Extracted records:
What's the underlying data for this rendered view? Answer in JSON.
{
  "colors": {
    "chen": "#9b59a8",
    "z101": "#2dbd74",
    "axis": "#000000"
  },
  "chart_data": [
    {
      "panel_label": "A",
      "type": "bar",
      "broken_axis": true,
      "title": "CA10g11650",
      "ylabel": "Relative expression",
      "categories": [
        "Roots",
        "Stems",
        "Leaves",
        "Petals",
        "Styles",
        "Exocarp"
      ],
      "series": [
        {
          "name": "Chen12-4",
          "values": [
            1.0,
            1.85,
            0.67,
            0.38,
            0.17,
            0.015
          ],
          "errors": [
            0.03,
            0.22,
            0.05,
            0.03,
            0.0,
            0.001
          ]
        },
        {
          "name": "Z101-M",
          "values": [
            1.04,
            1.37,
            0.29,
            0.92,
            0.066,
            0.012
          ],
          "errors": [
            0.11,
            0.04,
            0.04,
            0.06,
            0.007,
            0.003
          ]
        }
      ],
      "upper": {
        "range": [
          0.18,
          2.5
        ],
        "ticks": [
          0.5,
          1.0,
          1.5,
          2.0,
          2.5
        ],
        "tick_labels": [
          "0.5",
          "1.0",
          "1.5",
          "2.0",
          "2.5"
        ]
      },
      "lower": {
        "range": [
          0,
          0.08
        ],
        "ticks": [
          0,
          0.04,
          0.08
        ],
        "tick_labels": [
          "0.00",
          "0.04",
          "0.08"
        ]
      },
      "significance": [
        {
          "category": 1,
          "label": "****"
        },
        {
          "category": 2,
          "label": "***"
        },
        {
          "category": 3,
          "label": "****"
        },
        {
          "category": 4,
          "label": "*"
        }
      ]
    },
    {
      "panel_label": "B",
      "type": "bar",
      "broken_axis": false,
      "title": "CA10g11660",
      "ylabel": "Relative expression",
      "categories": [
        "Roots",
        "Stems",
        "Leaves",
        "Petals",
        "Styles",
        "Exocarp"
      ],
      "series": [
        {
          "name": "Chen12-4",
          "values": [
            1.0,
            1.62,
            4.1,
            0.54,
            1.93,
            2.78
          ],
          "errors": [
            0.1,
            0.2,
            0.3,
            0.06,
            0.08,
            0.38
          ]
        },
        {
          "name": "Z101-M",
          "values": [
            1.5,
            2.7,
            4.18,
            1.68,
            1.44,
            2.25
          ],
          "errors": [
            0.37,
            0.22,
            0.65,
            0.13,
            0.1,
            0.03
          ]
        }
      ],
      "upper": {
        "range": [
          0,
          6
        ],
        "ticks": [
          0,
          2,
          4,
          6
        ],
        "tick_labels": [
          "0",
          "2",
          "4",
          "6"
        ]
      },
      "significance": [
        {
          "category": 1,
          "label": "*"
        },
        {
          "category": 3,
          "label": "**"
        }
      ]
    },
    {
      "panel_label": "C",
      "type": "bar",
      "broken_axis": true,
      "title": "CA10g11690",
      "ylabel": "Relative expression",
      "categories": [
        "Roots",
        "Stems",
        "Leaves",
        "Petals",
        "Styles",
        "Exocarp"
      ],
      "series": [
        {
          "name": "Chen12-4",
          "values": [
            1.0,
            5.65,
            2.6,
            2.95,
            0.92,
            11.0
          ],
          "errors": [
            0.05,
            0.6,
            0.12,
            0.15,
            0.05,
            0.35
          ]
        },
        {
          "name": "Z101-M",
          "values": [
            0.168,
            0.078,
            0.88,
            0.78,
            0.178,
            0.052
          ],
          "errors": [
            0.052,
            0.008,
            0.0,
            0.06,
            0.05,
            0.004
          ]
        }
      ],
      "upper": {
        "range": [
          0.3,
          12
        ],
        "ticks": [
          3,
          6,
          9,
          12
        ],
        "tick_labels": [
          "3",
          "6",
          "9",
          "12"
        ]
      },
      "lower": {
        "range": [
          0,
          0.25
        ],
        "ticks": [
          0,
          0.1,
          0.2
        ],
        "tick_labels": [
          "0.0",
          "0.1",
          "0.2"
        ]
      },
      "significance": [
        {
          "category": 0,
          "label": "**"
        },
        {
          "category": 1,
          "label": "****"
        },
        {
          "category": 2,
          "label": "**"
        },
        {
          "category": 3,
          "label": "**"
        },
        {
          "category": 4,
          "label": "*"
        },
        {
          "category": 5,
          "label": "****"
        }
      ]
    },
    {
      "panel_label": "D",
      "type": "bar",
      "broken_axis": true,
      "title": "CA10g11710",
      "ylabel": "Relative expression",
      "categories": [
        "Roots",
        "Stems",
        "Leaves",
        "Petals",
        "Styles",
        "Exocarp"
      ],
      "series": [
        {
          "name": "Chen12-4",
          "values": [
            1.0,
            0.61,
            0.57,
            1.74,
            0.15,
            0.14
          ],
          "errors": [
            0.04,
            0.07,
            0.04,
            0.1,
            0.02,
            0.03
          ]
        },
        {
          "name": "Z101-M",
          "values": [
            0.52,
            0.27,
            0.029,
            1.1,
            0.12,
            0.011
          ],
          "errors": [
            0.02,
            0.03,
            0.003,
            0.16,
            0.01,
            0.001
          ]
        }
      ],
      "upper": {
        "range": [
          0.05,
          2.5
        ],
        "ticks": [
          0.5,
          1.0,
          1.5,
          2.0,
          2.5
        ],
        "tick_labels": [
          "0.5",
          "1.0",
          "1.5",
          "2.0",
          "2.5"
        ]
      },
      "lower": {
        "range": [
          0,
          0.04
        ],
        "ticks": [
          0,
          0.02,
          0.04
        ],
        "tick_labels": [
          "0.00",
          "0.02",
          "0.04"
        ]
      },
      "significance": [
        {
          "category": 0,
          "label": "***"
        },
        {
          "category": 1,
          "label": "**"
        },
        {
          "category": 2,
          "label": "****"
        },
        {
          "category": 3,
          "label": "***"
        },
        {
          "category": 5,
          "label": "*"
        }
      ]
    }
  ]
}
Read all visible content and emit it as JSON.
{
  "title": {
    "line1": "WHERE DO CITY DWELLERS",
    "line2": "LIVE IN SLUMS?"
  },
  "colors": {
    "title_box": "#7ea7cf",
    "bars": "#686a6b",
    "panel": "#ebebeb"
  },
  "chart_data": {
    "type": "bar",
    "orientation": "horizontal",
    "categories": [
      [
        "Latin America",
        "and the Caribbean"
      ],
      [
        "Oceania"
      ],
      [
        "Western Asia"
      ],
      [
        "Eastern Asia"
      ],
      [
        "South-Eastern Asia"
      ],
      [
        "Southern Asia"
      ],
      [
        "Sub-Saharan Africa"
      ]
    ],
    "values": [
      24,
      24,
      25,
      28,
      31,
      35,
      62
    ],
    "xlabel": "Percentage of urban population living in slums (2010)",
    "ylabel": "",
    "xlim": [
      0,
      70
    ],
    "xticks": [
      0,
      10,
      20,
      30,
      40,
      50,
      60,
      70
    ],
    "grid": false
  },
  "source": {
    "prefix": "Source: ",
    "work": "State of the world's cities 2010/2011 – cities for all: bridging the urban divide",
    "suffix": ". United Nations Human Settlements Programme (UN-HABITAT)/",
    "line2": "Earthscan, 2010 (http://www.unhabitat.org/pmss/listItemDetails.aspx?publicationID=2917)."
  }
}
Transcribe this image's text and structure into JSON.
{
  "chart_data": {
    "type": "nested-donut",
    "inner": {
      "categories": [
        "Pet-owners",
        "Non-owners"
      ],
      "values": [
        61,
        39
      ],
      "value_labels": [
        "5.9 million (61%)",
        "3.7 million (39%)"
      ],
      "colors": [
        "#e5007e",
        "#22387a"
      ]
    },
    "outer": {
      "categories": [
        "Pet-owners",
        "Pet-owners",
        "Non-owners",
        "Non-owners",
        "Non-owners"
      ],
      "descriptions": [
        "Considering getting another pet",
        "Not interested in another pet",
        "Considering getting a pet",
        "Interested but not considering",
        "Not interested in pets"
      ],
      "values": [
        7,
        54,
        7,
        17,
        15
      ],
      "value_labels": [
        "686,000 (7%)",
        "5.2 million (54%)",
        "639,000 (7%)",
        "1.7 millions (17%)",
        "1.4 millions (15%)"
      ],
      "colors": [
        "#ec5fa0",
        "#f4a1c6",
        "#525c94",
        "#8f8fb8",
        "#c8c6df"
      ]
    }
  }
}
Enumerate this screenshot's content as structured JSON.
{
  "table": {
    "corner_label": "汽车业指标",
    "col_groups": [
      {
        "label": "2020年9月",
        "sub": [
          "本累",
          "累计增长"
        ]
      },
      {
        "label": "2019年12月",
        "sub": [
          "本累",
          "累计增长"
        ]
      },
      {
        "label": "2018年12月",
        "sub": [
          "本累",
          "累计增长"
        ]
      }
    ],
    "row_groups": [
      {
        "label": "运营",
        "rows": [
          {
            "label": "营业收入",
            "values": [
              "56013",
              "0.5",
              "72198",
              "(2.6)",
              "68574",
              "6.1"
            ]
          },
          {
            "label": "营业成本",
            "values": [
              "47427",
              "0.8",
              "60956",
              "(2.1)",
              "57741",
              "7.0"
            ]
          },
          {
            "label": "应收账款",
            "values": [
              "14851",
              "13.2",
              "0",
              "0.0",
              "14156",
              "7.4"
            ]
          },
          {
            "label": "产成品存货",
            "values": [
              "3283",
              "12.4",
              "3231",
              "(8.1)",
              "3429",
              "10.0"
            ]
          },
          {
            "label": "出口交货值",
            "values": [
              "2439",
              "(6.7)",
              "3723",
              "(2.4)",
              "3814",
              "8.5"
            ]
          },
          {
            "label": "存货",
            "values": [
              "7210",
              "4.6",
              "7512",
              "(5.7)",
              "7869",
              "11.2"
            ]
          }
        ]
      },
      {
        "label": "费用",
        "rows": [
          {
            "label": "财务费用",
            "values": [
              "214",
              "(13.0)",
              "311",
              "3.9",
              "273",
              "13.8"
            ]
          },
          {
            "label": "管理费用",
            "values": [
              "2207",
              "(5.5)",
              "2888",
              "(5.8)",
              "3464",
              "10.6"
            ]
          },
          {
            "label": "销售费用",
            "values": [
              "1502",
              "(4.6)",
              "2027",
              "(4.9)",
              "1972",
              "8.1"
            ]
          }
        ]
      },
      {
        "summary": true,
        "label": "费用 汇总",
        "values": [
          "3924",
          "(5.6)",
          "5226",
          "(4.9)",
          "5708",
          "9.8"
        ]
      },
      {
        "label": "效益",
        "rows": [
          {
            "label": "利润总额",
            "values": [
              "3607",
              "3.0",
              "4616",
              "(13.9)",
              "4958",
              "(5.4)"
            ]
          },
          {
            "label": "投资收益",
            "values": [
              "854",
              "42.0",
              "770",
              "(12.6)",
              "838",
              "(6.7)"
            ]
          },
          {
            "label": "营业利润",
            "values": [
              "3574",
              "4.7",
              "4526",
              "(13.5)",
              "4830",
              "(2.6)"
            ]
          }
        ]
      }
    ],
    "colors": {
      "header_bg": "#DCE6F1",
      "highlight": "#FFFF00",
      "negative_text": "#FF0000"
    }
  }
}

Prompt: Check each line above for the string "urban", then copy the ones that have it.

Answer for this exercise:
    "xlabel": "Percentage of urban population living in slums (2010)",
    "work": "State of the world's cities 2010/2011 – cities for all: bridging the urban divide",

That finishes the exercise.